** START Data rows **
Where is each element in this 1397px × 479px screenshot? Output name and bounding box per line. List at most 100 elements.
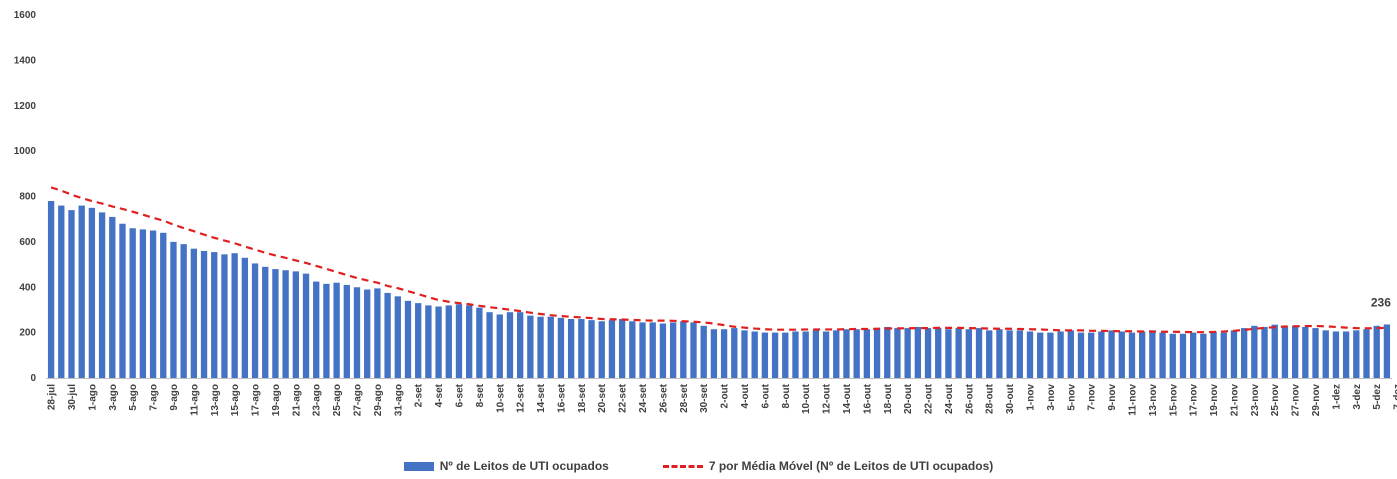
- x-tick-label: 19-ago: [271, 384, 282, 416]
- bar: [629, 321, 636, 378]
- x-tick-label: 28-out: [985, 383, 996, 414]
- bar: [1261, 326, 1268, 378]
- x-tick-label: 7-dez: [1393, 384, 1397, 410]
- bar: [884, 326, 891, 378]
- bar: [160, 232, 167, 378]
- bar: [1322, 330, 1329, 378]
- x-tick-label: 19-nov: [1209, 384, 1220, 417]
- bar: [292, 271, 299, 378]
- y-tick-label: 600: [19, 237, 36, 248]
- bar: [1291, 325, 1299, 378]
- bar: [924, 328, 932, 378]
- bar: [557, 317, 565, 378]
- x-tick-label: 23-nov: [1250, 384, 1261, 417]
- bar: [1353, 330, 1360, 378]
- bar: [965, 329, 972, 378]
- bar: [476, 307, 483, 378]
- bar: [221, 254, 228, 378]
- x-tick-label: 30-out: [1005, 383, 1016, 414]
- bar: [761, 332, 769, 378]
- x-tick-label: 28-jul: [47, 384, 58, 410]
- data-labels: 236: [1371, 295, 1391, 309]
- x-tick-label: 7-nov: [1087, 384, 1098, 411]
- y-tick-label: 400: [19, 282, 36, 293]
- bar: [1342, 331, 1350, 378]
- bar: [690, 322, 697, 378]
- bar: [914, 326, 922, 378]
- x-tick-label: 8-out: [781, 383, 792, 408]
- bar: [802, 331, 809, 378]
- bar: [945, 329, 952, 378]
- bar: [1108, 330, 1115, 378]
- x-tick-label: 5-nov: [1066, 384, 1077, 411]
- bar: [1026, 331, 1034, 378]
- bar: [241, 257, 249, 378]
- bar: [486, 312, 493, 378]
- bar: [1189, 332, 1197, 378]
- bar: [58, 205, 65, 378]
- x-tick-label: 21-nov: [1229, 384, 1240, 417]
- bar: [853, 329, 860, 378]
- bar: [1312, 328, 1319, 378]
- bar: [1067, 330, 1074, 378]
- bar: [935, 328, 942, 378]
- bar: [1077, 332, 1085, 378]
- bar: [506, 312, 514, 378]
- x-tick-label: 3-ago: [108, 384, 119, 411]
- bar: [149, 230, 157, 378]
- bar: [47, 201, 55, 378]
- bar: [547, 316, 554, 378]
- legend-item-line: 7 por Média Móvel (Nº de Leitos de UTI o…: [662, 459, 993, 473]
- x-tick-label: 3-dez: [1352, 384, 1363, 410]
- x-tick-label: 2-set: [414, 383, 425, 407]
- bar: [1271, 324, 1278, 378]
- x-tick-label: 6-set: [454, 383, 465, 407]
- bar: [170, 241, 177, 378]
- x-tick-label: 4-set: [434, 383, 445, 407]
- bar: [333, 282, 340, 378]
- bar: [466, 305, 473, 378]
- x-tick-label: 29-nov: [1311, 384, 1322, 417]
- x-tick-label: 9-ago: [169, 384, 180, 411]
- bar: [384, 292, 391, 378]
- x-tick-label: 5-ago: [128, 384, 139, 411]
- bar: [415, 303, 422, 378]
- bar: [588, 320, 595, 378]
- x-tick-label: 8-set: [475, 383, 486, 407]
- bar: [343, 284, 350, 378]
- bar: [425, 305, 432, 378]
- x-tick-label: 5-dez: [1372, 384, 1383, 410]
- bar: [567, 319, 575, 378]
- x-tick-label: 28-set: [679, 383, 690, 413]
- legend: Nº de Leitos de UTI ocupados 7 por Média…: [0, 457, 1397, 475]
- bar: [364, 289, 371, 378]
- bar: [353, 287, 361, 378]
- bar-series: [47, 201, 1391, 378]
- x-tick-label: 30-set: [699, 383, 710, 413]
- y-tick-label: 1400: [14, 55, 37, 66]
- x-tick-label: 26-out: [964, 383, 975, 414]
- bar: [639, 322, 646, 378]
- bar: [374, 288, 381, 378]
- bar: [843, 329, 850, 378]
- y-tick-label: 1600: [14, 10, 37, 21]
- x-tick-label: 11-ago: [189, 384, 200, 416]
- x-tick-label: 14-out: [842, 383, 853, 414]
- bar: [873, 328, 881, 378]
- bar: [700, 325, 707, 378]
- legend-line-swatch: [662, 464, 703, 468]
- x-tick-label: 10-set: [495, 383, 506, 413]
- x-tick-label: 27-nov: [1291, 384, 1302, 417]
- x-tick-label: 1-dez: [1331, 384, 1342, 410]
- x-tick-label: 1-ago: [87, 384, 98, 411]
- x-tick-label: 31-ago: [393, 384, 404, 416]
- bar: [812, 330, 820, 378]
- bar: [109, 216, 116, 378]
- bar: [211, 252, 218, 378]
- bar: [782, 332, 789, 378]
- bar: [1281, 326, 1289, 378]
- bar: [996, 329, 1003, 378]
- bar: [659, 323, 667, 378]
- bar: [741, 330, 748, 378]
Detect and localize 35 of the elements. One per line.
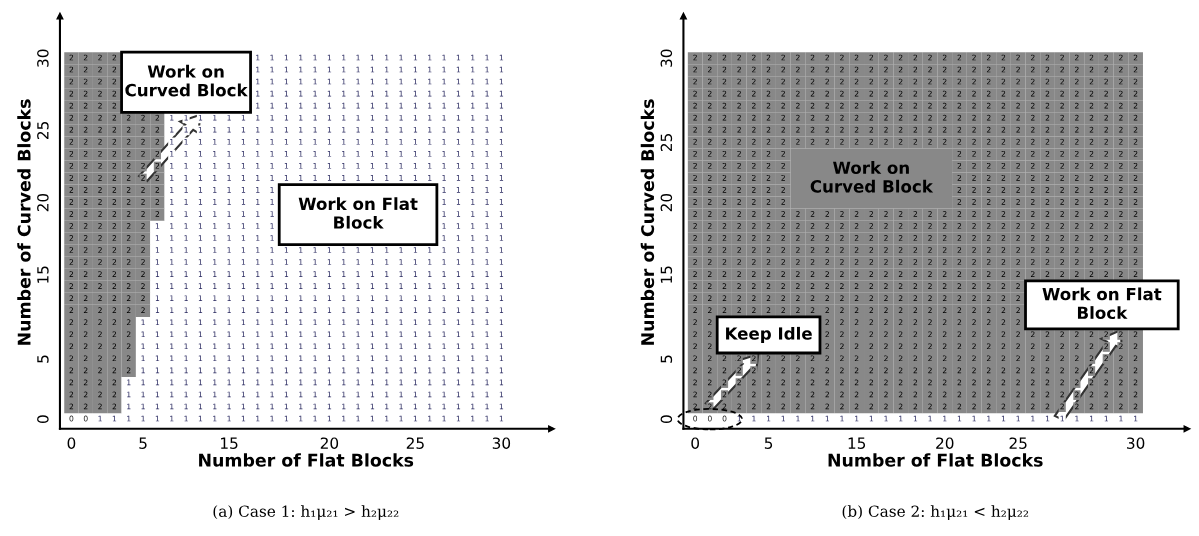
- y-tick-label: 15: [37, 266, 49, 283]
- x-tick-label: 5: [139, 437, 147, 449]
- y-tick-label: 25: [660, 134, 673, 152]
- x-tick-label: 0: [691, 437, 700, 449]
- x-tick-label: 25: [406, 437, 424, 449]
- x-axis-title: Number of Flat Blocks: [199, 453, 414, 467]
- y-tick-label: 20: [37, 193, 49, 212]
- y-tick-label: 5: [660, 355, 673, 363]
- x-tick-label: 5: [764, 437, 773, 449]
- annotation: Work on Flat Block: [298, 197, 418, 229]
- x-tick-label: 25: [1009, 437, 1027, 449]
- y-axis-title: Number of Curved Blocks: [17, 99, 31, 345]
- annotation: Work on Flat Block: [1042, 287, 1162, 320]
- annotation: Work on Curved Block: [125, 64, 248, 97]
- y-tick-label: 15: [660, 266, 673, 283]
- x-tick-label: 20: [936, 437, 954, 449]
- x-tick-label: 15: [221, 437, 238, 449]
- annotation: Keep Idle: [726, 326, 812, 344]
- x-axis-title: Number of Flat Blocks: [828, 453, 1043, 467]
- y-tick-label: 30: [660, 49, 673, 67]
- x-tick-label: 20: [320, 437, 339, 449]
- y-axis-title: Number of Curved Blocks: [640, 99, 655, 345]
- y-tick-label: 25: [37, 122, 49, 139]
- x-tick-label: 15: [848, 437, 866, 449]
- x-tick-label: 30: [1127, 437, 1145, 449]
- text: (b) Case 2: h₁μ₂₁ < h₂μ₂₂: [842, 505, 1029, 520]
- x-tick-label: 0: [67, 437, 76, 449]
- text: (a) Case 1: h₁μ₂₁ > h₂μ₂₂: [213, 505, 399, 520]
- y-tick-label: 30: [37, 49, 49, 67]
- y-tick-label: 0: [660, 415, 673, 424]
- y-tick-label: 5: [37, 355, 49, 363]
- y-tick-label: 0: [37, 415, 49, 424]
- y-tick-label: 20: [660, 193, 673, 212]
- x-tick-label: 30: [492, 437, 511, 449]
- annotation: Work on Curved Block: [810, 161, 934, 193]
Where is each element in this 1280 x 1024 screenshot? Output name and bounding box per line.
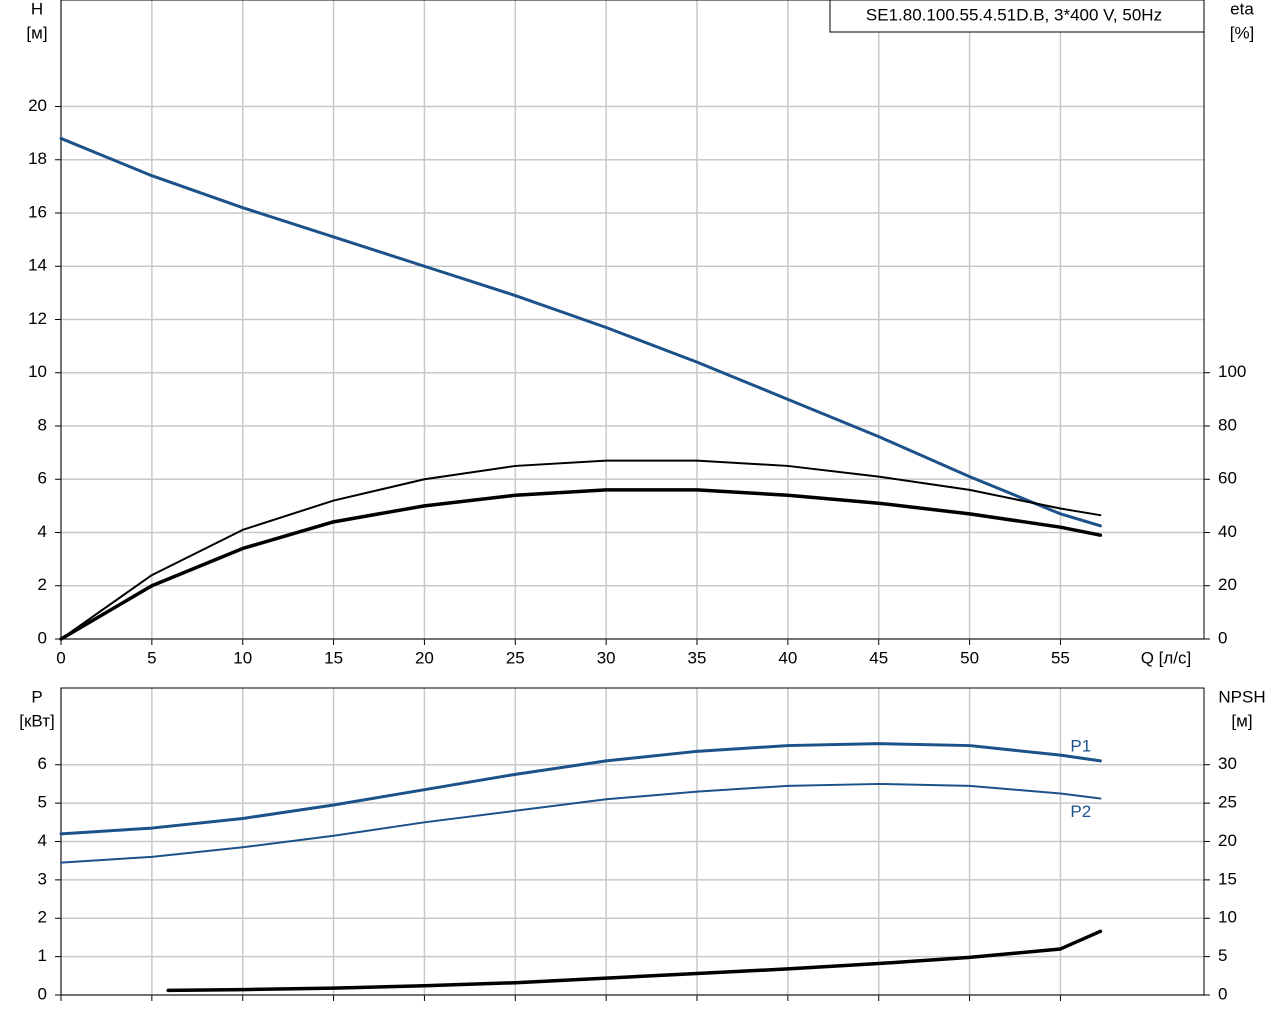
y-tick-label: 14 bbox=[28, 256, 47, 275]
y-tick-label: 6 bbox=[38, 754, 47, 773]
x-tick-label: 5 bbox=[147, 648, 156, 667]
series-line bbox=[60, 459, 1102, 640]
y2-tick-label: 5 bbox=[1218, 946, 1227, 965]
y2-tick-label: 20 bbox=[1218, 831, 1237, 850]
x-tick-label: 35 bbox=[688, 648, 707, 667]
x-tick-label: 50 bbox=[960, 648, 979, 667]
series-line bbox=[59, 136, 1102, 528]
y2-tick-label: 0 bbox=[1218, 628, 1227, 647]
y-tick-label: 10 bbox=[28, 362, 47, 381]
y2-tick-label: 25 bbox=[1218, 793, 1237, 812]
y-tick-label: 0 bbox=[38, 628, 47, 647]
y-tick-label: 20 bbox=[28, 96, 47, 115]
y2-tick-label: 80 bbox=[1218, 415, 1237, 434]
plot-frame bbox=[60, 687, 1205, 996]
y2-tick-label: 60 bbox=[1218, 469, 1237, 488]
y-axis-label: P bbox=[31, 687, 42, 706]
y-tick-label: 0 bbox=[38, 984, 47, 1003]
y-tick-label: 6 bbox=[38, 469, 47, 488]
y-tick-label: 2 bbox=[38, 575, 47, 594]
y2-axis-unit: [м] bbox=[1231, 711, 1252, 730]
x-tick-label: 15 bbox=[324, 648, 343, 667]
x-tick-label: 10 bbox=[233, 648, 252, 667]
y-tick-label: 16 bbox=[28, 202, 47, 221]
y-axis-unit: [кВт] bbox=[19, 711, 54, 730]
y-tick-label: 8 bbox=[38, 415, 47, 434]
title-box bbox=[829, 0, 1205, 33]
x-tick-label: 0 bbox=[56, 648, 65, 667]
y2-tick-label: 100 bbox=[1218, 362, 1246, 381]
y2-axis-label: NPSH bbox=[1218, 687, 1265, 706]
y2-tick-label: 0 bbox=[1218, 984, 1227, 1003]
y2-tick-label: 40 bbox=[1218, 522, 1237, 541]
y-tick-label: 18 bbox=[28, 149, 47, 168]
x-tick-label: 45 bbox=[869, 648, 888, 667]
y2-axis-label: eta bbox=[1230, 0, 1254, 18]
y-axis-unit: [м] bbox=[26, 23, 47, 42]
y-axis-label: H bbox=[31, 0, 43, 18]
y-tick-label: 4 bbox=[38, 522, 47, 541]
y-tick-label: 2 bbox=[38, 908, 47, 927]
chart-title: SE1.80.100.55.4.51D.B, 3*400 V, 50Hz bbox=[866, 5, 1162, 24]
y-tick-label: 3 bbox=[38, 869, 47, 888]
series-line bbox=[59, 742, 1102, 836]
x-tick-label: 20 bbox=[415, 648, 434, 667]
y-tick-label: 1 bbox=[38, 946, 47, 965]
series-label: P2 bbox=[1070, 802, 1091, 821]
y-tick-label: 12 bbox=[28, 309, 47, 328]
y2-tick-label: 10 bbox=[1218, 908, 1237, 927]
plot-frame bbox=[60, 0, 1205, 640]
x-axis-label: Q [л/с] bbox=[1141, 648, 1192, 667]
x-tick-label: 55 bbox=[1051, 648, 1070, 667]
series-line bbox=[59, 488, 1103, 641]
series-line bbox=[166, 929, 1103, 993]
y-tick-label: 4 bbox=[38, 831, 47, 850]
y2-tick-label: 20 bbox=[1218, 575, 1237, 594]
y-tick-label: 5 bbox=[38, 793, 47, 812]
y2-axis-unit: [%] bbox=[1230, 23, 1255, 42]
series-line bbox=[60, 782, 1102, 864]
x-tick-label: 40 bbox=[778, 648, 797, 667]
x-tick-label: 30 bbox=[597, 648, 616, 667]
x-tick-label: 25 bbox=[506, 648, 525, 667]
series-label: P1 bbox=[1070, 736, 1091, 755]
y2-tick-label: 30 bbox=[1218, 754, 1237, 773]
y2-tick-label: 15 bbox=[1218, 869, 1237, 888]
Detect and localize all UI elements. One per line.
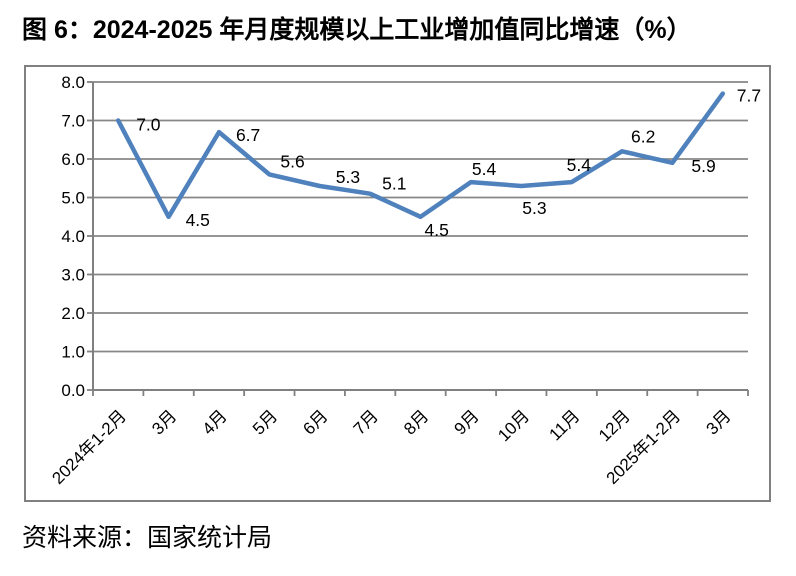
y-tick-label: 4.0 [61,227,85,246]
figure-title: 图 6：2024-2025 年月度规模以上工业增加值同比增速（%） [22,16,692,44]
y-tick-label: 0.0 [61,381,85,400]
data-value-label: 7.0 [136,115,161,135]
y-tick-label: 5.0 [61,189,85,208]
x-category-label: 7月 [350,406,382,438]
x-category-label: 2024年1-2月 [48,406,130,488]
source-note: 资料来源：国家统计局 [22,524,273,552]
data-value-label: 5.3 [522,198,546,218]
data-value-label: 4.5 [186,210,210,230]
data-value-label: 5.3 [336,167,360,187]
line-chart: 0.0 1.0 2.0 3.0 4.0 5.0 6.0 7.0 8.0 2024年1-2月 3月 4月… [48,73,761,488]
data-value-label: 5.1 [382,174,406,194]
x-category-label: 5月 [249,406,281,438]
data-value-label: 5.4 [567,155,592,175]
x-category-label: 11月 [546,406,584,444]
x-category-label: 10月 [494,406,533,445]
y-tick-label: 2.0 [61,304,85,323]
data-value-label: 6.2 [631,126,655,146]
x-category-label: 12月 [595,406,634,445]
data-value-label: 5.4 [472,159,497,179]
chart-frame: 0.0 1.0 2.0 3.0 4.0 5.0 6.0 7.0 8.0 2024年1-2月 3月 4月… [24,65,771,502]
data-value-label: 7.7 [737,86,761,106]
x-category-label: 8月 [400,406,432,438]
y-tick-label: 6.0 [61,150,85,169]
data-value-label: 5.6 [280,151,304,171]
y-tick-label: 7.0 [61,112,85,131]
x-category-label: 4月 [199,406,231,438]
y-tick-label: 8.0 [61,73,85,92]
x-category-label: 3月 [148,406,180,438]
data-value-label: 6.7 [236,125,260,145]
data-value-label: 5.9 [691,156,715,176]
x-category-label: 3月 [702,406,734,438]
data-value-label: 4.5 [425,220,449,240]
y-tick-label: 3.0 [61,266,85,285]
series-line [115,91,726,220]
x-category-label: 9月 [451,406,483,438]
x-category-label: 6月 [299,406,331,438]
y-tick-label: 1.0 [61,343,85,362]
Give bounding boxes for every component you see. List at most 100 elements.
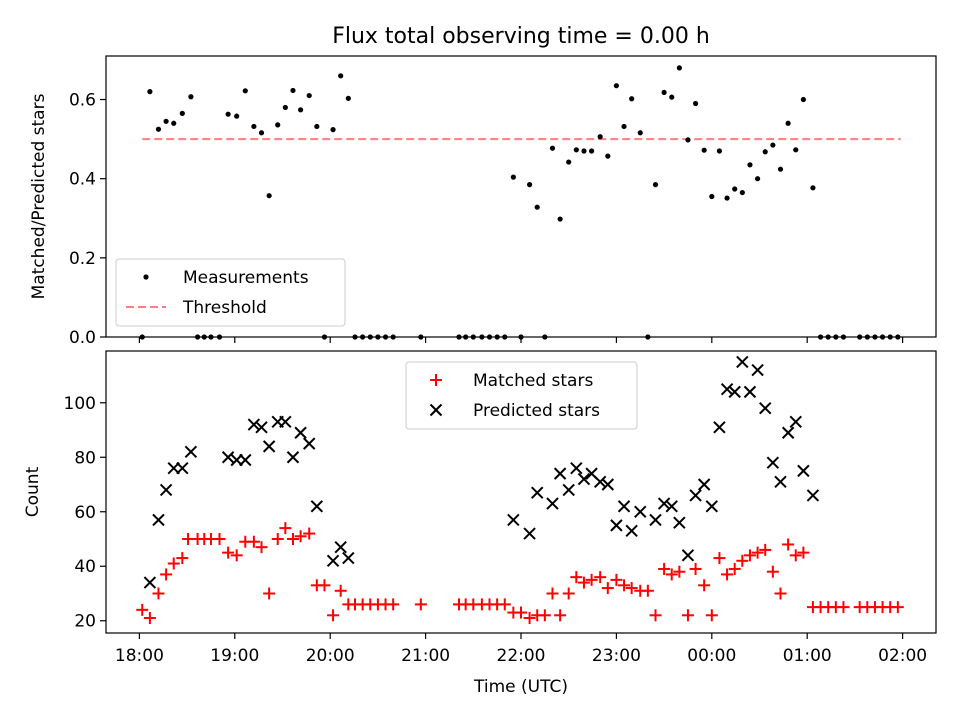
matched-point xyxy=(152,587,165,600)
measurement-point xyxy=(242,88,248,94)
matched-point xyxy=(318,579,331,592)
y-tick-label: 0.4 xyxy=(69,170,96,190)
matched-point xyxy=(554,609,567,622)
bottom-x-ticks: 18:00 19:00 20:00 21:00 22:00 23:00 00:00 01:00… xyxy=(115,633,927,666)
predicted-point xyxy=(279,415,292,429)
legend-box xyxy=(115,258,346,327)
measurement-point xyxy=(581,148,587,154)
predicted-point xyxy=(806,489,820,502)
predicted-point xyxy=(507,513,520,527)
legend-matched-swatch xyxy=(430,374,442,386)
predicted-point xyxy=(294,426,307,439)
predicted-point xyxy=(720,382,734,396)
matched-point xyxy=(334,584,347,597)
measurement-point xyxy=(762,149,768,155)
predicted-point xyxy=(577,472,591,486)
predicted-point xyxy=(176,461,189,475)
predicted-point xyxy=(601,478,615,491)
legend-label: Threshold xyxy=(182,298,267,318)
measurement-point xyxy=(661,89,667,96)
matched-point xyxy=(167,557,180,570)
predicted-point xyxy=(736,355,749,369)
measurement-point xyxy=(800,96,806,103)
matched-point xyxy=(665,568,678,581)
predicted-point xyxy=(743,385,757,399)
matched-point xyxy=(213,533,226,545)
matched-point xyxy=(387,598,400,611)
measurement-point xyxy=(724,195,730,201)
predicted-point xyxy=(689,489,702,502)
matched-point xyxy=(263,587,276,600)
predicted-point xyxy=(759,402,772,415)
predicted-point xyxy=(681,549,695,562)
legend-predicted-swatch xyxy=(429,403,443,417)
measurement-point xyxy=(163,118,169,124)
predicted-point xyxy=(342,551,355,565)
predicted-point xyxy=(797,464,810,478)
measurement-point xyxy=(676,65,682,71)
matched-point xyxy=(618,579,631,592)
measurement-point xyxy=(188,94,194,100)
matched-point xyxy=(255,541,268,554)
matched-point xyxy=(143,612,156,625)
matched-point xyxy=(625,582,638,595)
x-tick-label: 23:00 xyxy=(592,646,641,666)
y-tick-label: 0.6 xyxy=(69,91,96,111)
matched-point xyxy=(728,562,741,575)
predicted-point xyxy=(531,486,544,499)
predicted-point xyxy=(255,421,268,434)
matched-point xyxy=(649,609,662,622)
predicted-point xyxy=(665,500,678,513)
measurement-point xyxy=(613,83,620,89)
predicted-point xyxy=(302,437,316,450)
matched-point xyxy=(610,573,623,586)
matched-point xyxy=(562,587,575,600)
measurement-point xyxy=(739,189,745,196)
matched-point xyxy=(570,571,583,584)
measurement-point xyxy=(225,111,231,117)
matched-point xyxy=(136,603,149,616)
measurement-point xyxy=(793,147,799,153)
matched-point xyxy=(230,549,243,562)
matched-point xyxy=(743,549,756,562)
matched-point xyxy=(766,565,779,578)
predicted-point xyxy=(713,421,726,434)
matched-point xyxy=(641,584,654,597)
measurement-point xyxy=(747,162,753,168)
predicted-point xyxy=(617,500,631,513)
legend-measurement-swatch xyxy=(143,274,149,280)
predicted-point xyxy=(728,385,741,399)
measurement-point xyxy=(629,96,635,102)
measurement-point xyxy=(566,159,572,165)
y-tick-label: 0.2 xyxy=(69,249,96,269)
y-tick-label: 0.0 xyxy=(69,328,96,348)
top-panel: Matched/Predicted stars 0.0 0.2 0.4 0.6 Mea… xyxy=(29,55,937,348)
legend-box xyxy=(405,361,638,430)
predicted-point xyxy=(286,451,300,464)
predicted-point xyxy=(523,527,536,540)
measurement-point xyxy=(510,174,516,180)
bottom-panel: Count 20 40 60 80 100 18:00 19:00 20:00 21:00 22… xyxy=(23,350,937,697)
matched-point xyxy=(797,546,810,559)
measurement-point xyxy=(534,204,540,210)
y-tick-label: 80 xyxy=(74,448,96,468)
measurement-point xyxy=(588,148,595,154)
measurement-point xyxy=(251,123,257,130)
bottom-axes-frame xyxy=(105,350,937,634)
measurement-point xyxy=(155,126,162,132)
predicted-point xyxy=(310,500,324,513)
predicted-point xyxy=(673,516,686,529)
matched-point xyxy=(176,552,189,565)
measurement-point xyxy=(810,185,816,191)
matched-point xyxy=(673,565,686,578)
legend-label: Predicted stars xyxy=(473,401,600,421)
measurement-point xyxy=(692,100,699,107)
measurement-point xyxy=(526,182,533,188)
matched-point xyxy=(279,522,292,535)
** END Data rows **
Write out the part of the data that opens with the line containing "y-tick-label: 4.0 [61,227,85,246]" and closes with the line containing "data-value-label: 5.4 [472,159,497,179]", copying every line in that range without any change.

y-tick-label: 4.0 [61,227,85,246]
figure-title: 图 6：2024-2025 年月度规模以上工业增加值同比增速（%） [22,16,692,44]
y-tick-label: 0.0 [61,381,85,400]
data-value-label: 7.0 [136,115,161,135]
y-tick-label: 5.0 [61,189,85,208]
x-category-label: 7月 [350,406,382,438]
x-category-label: 2024年1-2月 [48,406,130,488]
source-note: 资料来源：国家统计局 [22,524,273,552]
data-value-label: 5.3 [522,198,546,218]
data-value-label: 4.5 [186,210,210,230]
data-value-label: 5.3 [336,167,360,187]
line-chart: 0.0 1.0 2.0 3.0 4.0 5.0 6.0 7.0 8.0 2024年1-2月 3月 4月… [48,73,761,488]
data-value-label: 5.1 [382,174,406,194]
x-category-label: 5月 [249,406,281,438]
data-value-label: 5.4 [567,155,592,175]
x-category-label: 11月 [546,406,584,444]
x-category-label: 10月 [494,406,533,445]
y-tick-label: 2.0 [61,304,85,323]
data-value-label: 6.2 [631,126,655,146]
x-category-label: 12月 [595,406,634,445]
data-value-label: 5.4 [472,159,497,179]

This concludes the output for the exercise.